**TASK DESCRIPTION**
Swap every "value-cell" in the rows below for "data-cell" and reproduce the lines with nothing else changed. Leave the pictures out.

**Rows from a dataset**
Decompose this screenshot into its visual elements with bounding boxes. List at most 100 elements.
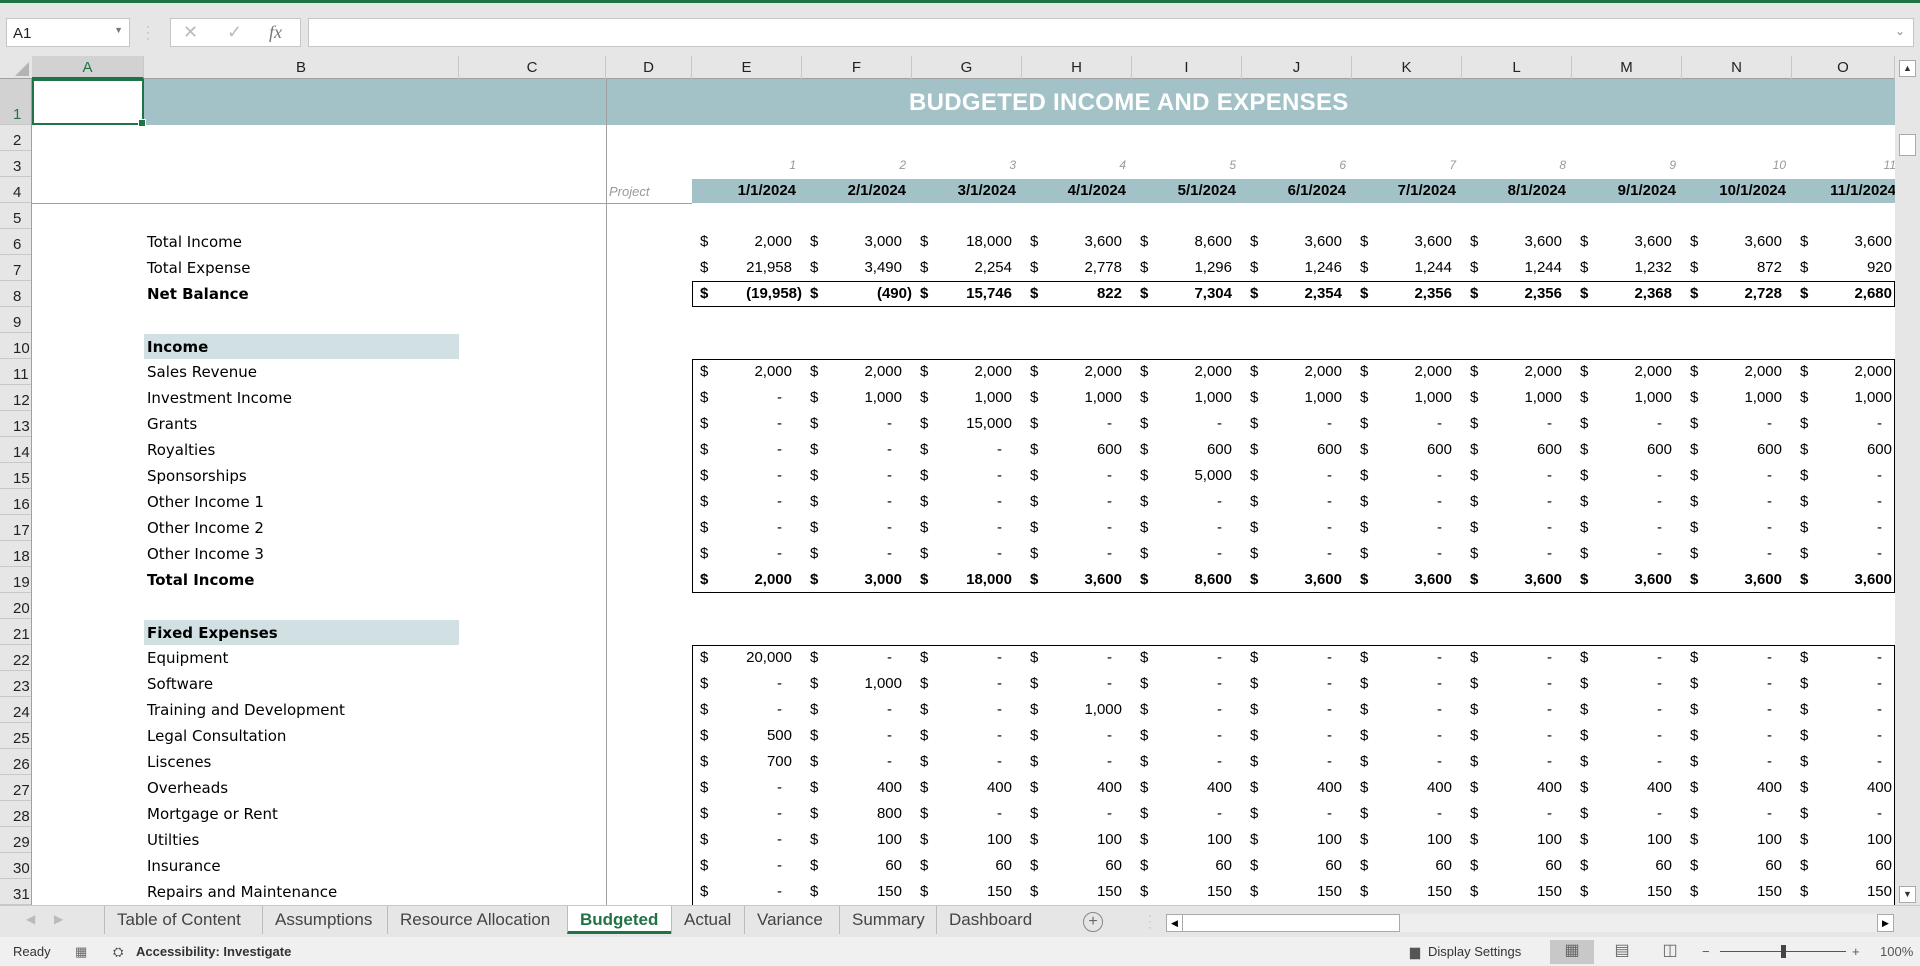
value-cell[interactable]: 872: [1682, 259, 1782, 276]
row-label[interactable]: Legal Consultation: [147, 727, 286, 745]
active-cell-a1[interactable]: [32, 79, 146, 127]
column-header-i[interactable]: I: [1132, 56, 1242, 79]
prev-sheet-icon[interactable]: ◀: [26, 912, 35, 926]
row-label[interactable]: Other Income 3: [147, 545, 264, 563]
sheet-tab-actual[interactable]: Actual: [671, 906, 744, 934]
value-cell[interactable]: 2,778: [1022, 259, 1122, 276]
row-header-23[interactable]: 23: [0, 671, 31, 697]
row-header-15[interactable]: 15: [0, 463, 31, 489]
macro-record-icon[interactable]: ▦: [75, 944, 87, 960]
normal-view-icon[interactable]: ▦: [1550, 940, 1594, 964]
row-label[interactable]: Net Balance: [147, 285, 249, 303]
value-cell[interactable]: 3,600: [1462, 233, 1562, 250]
display-settings-icon[interactable]: ▆: [1410, 944, 1420, 960]
formula-input[interactable]: ⌄: [308, 18, 1914, 47]
row-label[interactable]: Training and Development: [147, 701, 345, 719]
income-section-header[interactable]: Income: [147, 338, 208, 356]
row-label[interactable]: Equipment: [147, 649, 228, 667]
row-label[interactable]: Sponsorships: [147, 467, 247, 485]
name-box[interactable]: A1 ▼: [6, 18, 130, 47]
row-label[interactable]: Mortgage or Rent: [147, 805, 278, 823]
row-header-26[interactable]: 26: [0, 749, 31, 775]
period-date[interactable]: 4/1/2024: [1022, 182, 1126, 199]
sheet-tab-summary[interactable]: Summary: [839, 906, 936, 934]
row-header-12[interactable]: 12: [0, 385, 31, 411]
period-date[interactable]: 3/1/2024: [912, 182, 1016, 199]
value-cell[interactable]: 3,600: [1682, 233, 1782, 250]
column-header-j[interactable]: J: [1242, 56, 1352, 79]
row-header-2[interactable]: 2: [0, 125, 31, 151]
row-header-25[interactable]: 25: [0, 723, 31, 749]
row-header-29[interactable]: 29: [0, 827, 31, 853]
sheet-tab-variance[interactable]: Variance: [744, 906, 839, 934]
column-header-c[interactable]: C: [459, 56, 606, 79]
period-date[interactable]: 11/1/2024: [1792, 182, 1895, 199]
horizontal-scrollbar[interactable]: ◀ ▶: [1166, 914, 1894, 932]
period-date[interactable]: 5/1/2024: [1132, 182, 1236, 199]
row-label[interactable]: Other Income 1: [147, 493, 264, 511]
row-header-22[interactable]: 22: [0, 645, 31, 671]
row-header-14[interactable]: 14: [0, 437, 31, 463]
row-header-6[interactable]: 6: [0, 229, 31, 255]
row-header-3[interactable]: 3: [0, 151, 31, 177]
chevron-down-icon[interactable]: ▼: [114, 25, 123, 35]
column-header-k[interactable]: K: [1352, 56, 1462, 79]
row-header-1[interactable]: 1: [0, 79, 31, 125]
period-date[interactable]: 1/1/2024: [692, 182, 796, 199]
sheet-tab-dashboard[interactable]: Dashboard: [936, 906, 1048, 934]
column-header-n[interactable]: N: [1682, 56, 1792, 79]
row-header-20[interactable]: 20: [0, 593, 31, 619]
next-sheet-icon[interactable]: ▶: [54, 912, 63, 926]
row-label[interactable]: Grants: [147, 415, 197, 433]
zoom-slider-thumb[interactable]: [1781, 945, 1786, 958]
sheet-tab-budgeted[interactable]: Budgeted: [567, 906, 671, 934]
value-cell[interactable]: 21,958: [692, 259, 792, 276]
period-date[interactable]: 10/1/2024: [1682, 182, 1786, 199]
accessibility-status[interactable]: Accessibility: Investigate: [136, 944, 291, 959]
value-cell[interactable]: 920: [1792, 259, 1892, 276]
period-date[interactable]: 7/1/2024: [1352, 182, 1456, 199]
column-header-e[interactable]: E: [692, 56, 802, 79]
accessibility-icon[interactable]: ⛭: [113, 944, 123, 960]
row-label[interactable]: Total Expense: [147, 259, 250, 277]
scroll-up-icon[interactable]: ▲: [1899, 60, 1916, 77]
sheet-tab-table-of-content[interactable]: Table of Content: [104, 906, 262, 934]
column-header-a[interactable]: A: [32, 56, 144, 79]
value-cell[interactable]: 3,600: [1792, 233, 1892, 250]
zoom-in-icon[interactable]: +: [1852, 944, 1860, 959]
sheet-tab-resource-allocation[interactable]: Resource Allocation: [387, 906, 567, 934]
value-cell[interactable]: 3,600: [1242, 233, 1342, 250]
value-cell[interactable]: 3,600: [1022, 233, 1122, 250]
row-header-9[interactable]: 9: [0, 307, 31, 333]
fixed-expenses-section-header[interactable]: Fixed Expenses: [147, 624, 278, 642]
row-label[interactable]: Investment Income: [147, 389, 292, 407]
scroll-left-icon[interactable]: ◀: [1166, 914, 1183, 932]
insert-function-icon[interactable]: fx: [269, 22, 282, 43]
period-date[interactable]: 6/1/2024: [1242, 182, 1346, 199]
period-date[interactable]: 8/1/2024: [1462, 182, 1566, 199]
row-label[interactable]: Overheads: [147, 779, 228, 797]
row-label[interactable]: Insurance: [147, 857, 221, 875]
column-header-f[interactable]: F: [802, 56, 912, 79]
row-label[interactable]: Sales Revenue: [147, 363, 257, 381]
row-header-4[interactable]: 4: [0, 177, 31, 203]
value-cell[interactable]: 2,000: [692, 233, 792, 250]
zoom-out-icon[interactable]: −: [1702, 944, 1710, 959]
value-cell[interactable]: 1,244: [1352, 259, 1452, 276]
horizontal-scroll-thumb[interactable]: [1182, 914, 1400, 932]
value-cell[interactable]: 1,246: [1242, 259, 1342, 276]
column-header-g[interactable]: G: [912, 56, 1022, 79]
row-header-5[interactable]: 5: [0, 203, 31, 229]
display-settings-button[interactable]: Display Settings: [1428, 944, 1521, 959]
column-header-b[interactable]: B: [144, 56, 459, 79]
vertical-scroll-thumb[interactable]: [1899, 134, 1916, 156]
row-header-13[interactable]: 13: [0, 411, 31, 437]
vertical-scrollbar[interactable]: ▲ ▼: [1895, 56, 1920, 905]
row-label[interactable]: Liscenes: [147, 753, 211, 771]
row-label[interactable]: Utilties: [147, 831, 199, 849]
row-header-16[interactable]: 16: [0, 489, 31, 515]
value-cell[interactable]: 1,296: [1132, 259, 1232, 276]
row-header-7[interactable]: 7: [0, 255, 31, 281]
value-cell[interactable]: 3,600: [1572, 233, 1672, 250]
row-label[interactable]: Repairs and Maintenance: [147, 883, 337, 901]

**WRITTEN SOLUTION**
Decompose this screenshot into its visual elements with bounding boxes. List at most 100 elements.
data-cell[interactable]: 872: [1682, 259, 1782, 276]
row-label[interactable]: Legal Consultation: [147, 727, 286, 745]
active-cell-a1[interactable]: [32, 79, 146, 127]
column-header-i[interactable]: I: [1132, 56, 1242, 79]
prev-sheet-icon[interactable]: ◀: [26, 912, 35, 926]
row-label[interactable]: Other Income 3: [147, 545, 264, 563]
sheet-tab-actual[interactable]: Actual: [671, 906, 744, 934]
data-cell[interactable]: 2,778: [1022, 259, 1122, 276]
row-header-23[interactable]: 23: [0, 671, 31, 697]
row-header-15[interactable]: 15: [0, 463, 31, 489]
macro-record-icon[interactable]: ▦: [75, 944, 87, 960]
normal-view-icon[interactable]: ▦: [1550, 940, 1594, 964]
row-label[interactable]: Net Balance: [147, 285, 249, 303]
data-cell[interactable]: 3,600: [1462, 233, 1562, 250]
display-settings-icon[interactable]: ▆: [1410, 944, 1420, 960]
formula-input[interactable]: ⌄: [308, 18, 1914, 47]
row-label[interactable]: Training and Development: [147, 701, 345, 719]
income-section-header[interactable]: Income: [147, 338, 208, 356]
row-label[interactable]: Equipment: [147, 649, 228, 667]
row-label[interactable]: Sponsorships: [147, 467, 247, 485]
name-box[interactable]: A1 ▼: [6, 18, 130, 47]
row-label[interactable]: Mortgage or Rent: [147, 805, 278, 823]
row-header-26[interactable]: 26: [0, 749, 31, 775]
period-date[interactable]: 4/1/2024: [1022, 182, 1126, 199]
sheet-tab-summary[interactable]: Summary: [839, 906, 936, 934]
row-header-12[interactable]: 12: [0, 385, 31, 411]
period-date[interactable]: 3/1/2024: [912, 182, 1016, 199]
data-cell[interactable]: 3,600: [1682, 233, 1782, 250]
column-header-j[interactable]: J: [1242, 56, 1352, 79]
row-header-2[interactable]: 2: [0, 125, 31, 151]
row-header-25[interactable]: 25: [0, 723, 31, 749]
row-header-29[interactable]: 29: [0, 827, 31, 853]
sheet-tab-variance[interactable]: Variance: [744, 906, 839, 934]
column-header-c[interactable]: C: [459, 56, 606, 79]
period-date[interactable]: 11/1/2024: [1792, 182, 1895, 199]
horizontal-scrollbar[interactable]: ◀ ▶: [1166, 914, 1894, 932]
period-date[interactable]: 5/1/2024: [1132, 182, 1236, 199]
row-label[interactable]: Other Income 1: [147, 493, 264, 511]
row-header-22[interactable]: 22: [0, 645, 31, 671]
row-header-14[interactable]: 14: [0, 437, 31, 463]
row-header-6[interactable]: 6: [0, 229, 31, 255]
row-header-3[interactable]: 3: [0, 151, 31, 177]
chevron-down-icon[interactable]: ▼: [114, 25, 123, 35]
column-header-k[interactable]: K: [1352, 56, 1462, 79]
row-header-1[interactable]: 1: [0, 79, 31, 125]
period-date[interactable]: 1/1/2024: [692, 182, 796, 199]
sheet-tab-dashboard[interactable]: Dashboard: [936, 906, 1048, 934]
column-header-n[interactable]: N: [1682, 56, 1792, 79]
row-header-20[interactable]: 20: [0, 593, 31, 619]
next-sheet-icon[interactable]: ▶: [54, 912, 63, 926]
row-label[interactable]: Grants: [147, 415, 197, 433]
zoom-slider-thumb[interactable]: [1781, 945, 1786, 958]
sheet-tab-budgeted[interactable]: Budgeted: [567, 906, 671, 934]
data-cell[interactable]: 21,958: [692, 259, 792, 276]
period-date[interactable]: 10/1/2024: [1682, 182, 1786, 199]
accessibility-status[interactable]: Accessibility: Investigate: [136, 944, 291, 959]
data-cell[interactable]: 920: [1792, 259, 1892, 276]
period-date[interactable]: 7/1/2024: [1352, 182, 1456, 199]
column-header-e[interactable]: E: [692, 56, 802, 79]
accessibility-icon[interactable]: ⛭: [113, 944, 123, 960]
row-label[interactable]: Total Expense: [147, 259, 250, 277]
scroll-up-icon[interactable]: ▲: [1899, 60, 1916, 77]
sheet-tab-table-of-content[interactable]: Table of Content: [104, 906, 262, 934]
column-header-a[interactable]: A: [32, 56, 144, 79]
data-cell[interactable]: 3,600: [1792, 233, 1892, 250]
zoom-in-icon[interactable]: +: [1852, 944, 1860, 959]
sheet-tab-resource-allocation[interactable]: Resource Allocation: [387, 906, 567, 934]
data-cell[interactable]: 3,600: [1242, 233, 1342, 250]
data-cell[interactable]: 3,600: [1022, 233, 1122, 250]
row-header-9[interactable]: 9: [0, 307, 31, 333]
fixed-expenses-section-header[interactable]: Fixed Expenses: [147, 624, 278, 642]
row-label[interactable]: Investment Income: [147, 389, 292, 407]
scroll-left-icon[interactable]: ◀: [1166, 914, 1183, 932]
insert-function-icon[interactable]: fx: [269, 22, 282, 43]
period-date[interactable]: 6/1/2024: [1242, 182, 1346, 199]
period-date[interactable]: 8/1/2024: [1462, 182, 1566, 199]
row-label[interactable]: Overheads: [147, 779, 228, 797]
row-label[interactable]: Insurance: [147, 857, 221, 875]
column-header-f[interactable]: F: [802, 56, 912, 79]
row-label[interactable]: Sales Revenue: [147, 363, 257, 381]
row-header-4[interactable]: 4: [0, 177, 31, 203]
data-cell[interactable]: 2,000: [692, 233, 792, 250]
zoom-out-icon[interactable]: −: [1702, 944, 1710, 959]
data-cell[interactable]: 1,244: [1352, 259, 1452, 276]
horizontal-scroll-thumb[interactable]: [1182, 914, 1400, 932]
data-cell[interactable]: 1,246: [1242, 259, 1342, 276]
column-header-g[interactable]: G: [912, 56, 1022, 79]
row-header-5[interactable]: 5: [0, 203, 31, 229]
display-settings-button[interactable]: Display Settings: [1428, 944, 1521, 959]
column-header-b[interactable]: B: [144, 56, 459, 79]
vertical-scroll-thumb[interactable]: [1899, 134, 1916, 156]
row-header-13[interactable]: 13: [0, 411, 31, 437]
vertical-scrollbar[interactable]: ▲ ▼: [1895, 56, 1920, 905]
row-label[interactable]: Liscenes: [147, 753, 211, 771]
row-label[interactable]: Utilties: [147, 831, 199, 849]
row-header-16[interactable]: 16: [0, 489, 31, 515]
data-cell[interactable]: 1,296: [1132, 259, 1232, 276]
row-header-7[interactable]: 7: [0, 255, 31, 281]
data-cell[interactable]: 3,600: [1572, 233, 1672, 250]
row-label[interactable]: Repairs and Maintenance: [147, 883, 337, 901]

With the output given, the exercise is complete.